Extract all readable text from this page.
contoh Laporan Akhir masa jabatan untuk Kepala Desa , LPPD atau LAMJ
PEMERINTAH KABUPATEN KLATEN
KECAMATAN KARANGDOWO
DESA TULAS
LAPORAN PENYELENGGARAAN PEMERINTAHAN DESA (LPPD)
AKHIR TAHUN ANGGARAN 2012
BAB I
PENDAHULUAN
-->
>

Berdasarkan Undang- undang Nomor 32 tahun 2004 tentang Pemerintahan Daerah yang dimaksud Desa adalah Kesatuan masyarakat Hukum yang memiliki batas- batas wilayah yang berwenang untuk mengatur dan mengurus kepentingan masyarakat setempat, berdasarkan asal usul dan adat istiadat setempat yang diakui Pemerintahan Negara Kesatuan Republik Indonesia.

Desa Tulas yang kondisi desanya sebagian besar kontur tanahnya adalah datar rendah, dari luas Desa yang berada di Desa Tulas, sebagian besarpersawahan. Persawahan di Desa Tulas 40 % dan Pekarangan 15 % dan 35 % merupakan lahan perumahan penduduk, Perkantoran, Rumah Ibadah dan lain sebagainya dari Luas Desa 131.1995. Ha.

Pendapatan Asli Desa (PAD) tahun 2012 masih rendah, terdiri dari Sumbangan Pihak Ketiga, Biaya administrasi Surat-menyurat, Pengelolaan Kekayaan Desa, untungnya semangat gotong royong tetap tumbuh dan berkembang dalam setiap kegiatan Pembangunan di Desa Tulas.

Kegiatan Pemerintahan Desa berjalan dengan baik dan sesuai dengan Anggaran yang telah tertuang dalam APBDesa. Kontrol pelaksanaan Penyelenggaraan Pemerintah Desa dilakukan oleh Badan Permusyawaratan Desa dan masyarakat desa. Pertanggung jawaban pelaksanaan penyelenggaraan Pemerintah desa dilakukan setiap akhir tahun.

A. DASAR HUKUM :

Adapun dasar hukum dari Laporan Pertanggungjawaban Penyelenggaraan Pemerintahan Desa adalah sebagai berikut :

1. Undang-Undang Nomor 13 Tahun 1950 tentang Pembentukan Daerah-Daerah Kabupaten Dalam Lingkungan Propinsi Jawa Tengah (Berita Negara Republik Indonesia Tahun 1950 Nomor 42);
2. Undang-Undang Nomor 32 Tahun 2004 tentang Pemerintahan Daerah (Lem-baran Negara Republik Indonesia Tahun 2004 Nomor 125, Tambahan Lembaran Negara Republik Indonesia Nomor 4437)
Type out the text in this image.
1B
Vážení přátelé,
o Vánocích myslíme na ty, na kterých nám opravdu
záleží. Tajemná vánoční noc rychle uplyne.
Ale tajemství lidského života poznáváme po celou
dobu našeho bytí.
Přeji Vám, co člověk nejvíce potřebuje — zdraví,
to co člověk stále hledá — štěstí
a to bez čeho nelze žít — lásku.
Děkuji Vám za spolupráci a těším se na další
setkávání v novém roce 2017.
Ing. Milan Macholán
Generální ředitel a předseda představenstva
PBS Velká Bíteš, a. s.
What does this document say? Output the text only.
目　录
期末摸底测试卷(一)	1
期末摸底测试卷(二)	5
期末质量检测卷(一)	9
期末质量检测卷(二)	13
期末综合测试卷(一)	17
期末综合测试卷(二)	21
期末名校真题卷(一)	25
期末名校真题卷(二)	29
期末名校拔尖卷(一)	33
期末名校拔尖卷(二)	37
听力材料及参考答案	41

§ **EXERCISE**
Give the complete listing a second time, exactly as it reads.

§ **RESPONSE TO THIS TASK**
Extract all readable text from this page.
contoh Laporan Akhir masa jabatan untuk Kepala Desa , LPPD atau LAMJ
PEMERINTAH KABUPATEN KLATEN
KECAMATAN KARANGDOWO
DESA TULAS
LAPORAN PENYELENGGARAAN PEMERINTAHAN DESA (LPPD)
AKHIR TAHUN ANGGARAN 2012
BAB I
PENDAHULUAN
-->
>

Berdasarkan Undang- undang Nomor 32 tahun 2004 tentang Pemerintahan Daerah yang dimaksud Desa adalah Kesatuan masyarakat Hukum yang memiliki batas- batas wilayah yang berwenang untuk mengatur dan mengurus kepentingan masyarakat setempat, berdasarkan asal usul dan adat istiadat setempat yang diakui Pemerintahan Negara Kesatuan Republik Indonesia.

Desa Tulas yang kondisi desanya sebagian besar kontur tanahnya adalah datar rendah, dari luas Desa yang berada di Desa Tulas, sebagian besarpersawahan. Persawahan di Desa Tulas 40 % dan Pekarangan 15 % dan 35 % merupakan lahan perumahan penduduk, Perkantoran, Rumah Ibadah dan lain sebagainya dari Luas Desa 131.1995. Ha.

Pendapatan Asli Desa (PAD) tahun 2012 masih rendah, terdiri dari Sumbangan Pihak Ketiga, Biaya administrasi Surat-menyurat, Pengelolaan Kekayaan Desa, untungnya semangat gotong royong tetap tumbuh dan berkembang dalam setiap kegiatan Pembangunan di Desa Tulas.

Kegiatan Pemerintahan Desa berjalan dengan baik dan sesuai dengan Anggaran yang telah tertuang dalam APBDesa. Kontrol pelaksanaan Penyelenggaraan Pemerintah Desa dilakukan oleh Badan Permusyawaratan Desa dan masyarakat desa. Pertanggung jawaban pelaksanaan penyelenggaraan Pemerintah desa dilakukan setiap akhir tahun.

A. DASAR HUKUM :

Adapun dasar hukum dari Laporan Pertanggungjawaban Penyelenggaraan Pemerintahan Desa adalah sebagai berikut :

1. Undang-Undang Nomor 13 Tahun 1950 tentang Pembentukan Daerah-Daerah Kabupaten Dalam Lingkungan Propinsi Jawa Tengah (Berita Negara Republik Indonesia Tahun 1950 Nomor 42);
2. Undang-Undang Nomor 32 Tahun 2004 tentang Pemerintahan Daerah (Lem-baran Negara Republik Indonesia Tahun 2004 Nomor 125, Tambahan Lembaran Negara Republik Indonesia Nomor 4437)
Type out the text in this image.
1B
Vážení přátelé,
o Vánocích myslíme na ty, na kterých nám opravdu
záleží. Tajemná vánoční noc rychle uplyne.
Ale tajemství lidského života poznáváme po celou
dobu našeho bytí.
Přeji Vám, co člověk nejvíce potřebuje — zdraví,
to co člověk stále hledá — štěstí
a to bez čeho nelze žít — lásku.
Děkuji Vám za spolupráci a těším se na další
setkávání v novém roce 2017.
Ing. Milan Macholán
Generální ředitel a předseda představenstva
PBS Velká Bíteš, a. s.
What does this document say? Output the text only.
目　录
期末摸底测试卷(一)	1
期末摸底测试卷(二)	5
期末质量检测卷(一)	9
期末质量检测卷(二)	13
期末综合测试卷(一)	17
期末综合测试卷(二)	21
期末名校真题卷(一)	25
期末名校真题卷(二)	29
期末名校拔尖卷(一)	33
期末名校拔尖卷(二)	37
听力材料及参考答案	41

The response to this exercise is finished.